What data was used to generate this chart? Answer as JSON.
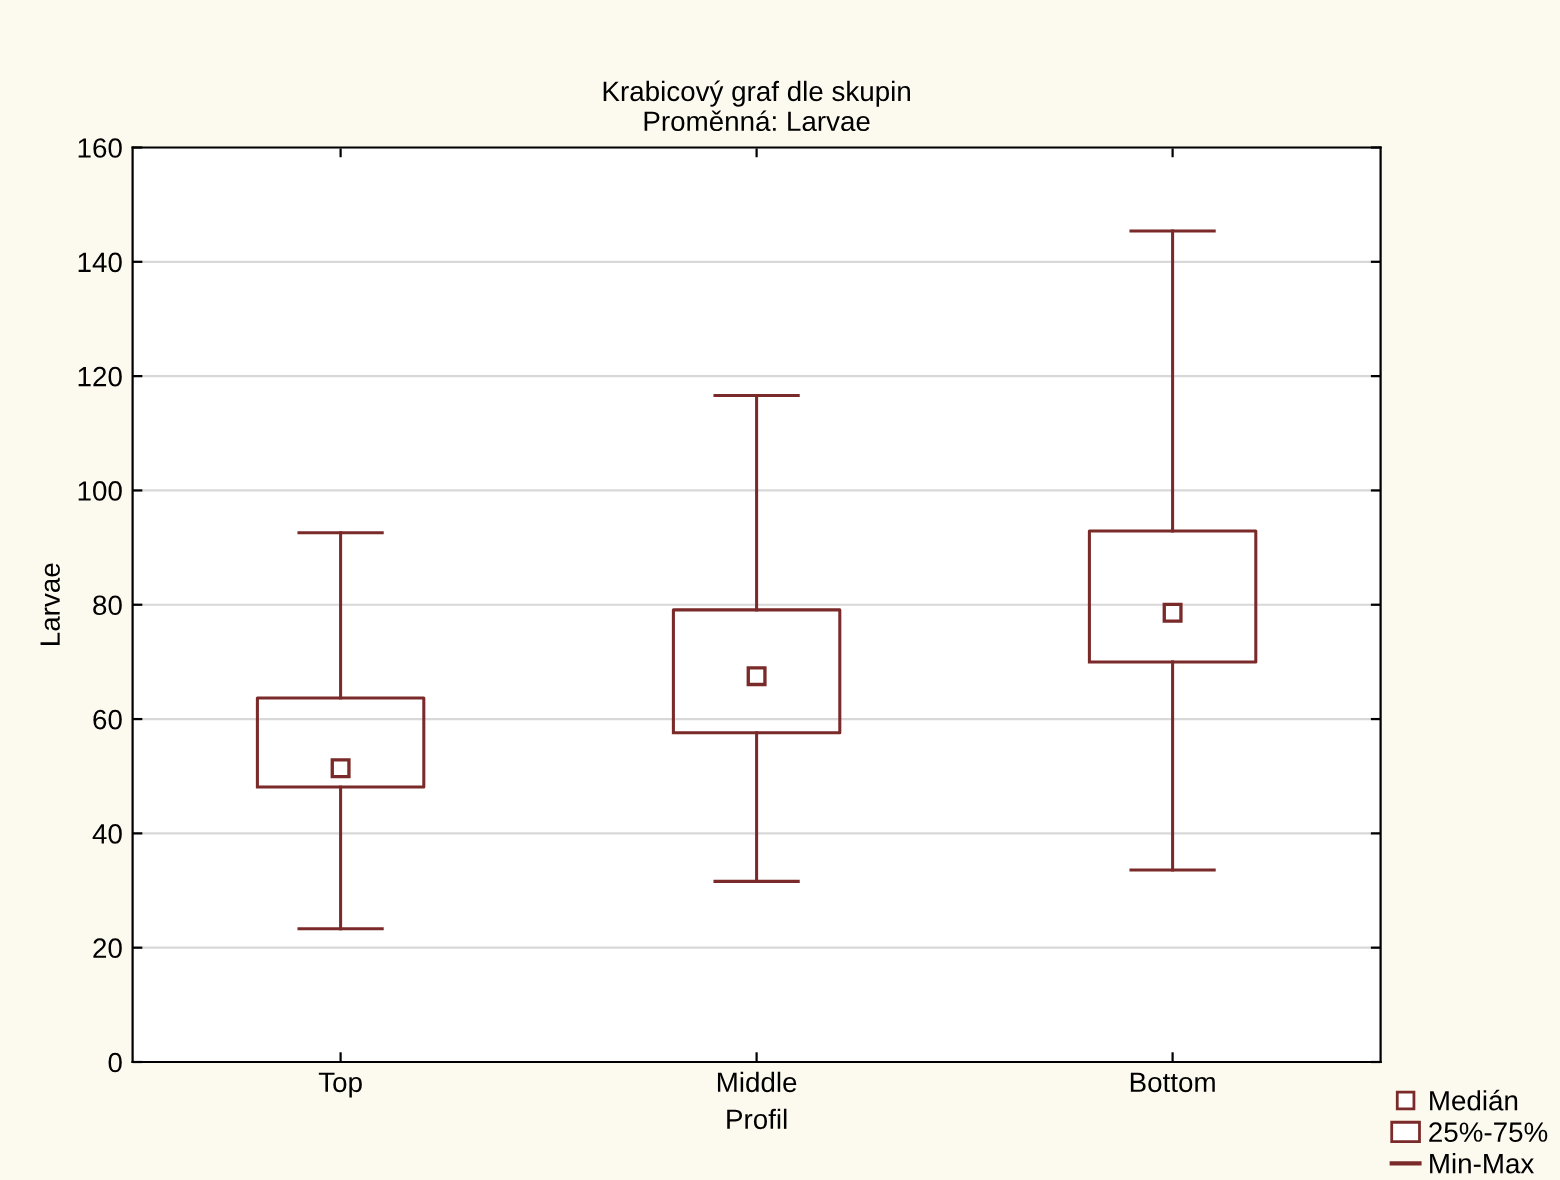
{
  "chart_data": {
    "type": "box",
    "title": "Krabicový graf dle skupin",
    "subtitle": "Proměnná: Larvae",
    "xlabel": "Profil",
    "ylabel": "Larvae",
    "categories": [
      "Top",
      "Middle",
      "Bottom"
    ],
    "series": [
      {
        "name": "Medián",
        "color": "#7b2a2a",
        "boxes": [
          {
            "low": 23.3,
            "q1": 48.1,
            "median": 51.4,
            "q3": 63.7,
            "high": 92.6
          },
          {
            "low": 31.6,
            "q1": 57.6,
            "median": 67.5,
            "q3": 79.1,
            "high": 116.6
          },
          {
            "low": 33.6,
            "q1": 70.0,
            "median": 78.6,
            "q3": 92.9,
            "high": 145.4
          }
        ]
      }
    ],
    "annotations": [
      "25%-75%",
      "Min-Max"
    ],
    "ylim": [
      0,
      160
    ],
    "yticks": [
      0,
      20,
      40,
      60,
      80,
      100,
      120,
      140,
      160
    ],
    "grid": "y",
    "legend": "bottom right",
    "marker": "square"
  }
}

┄┄┄┄┄┄┄┄┄┄

## What you should do
Using the entries above, find all lines with "Larvae". Copy them.

## Written solution
    "subtitle": "Proměnná: Larvae",
    "ylabel": "Larvae",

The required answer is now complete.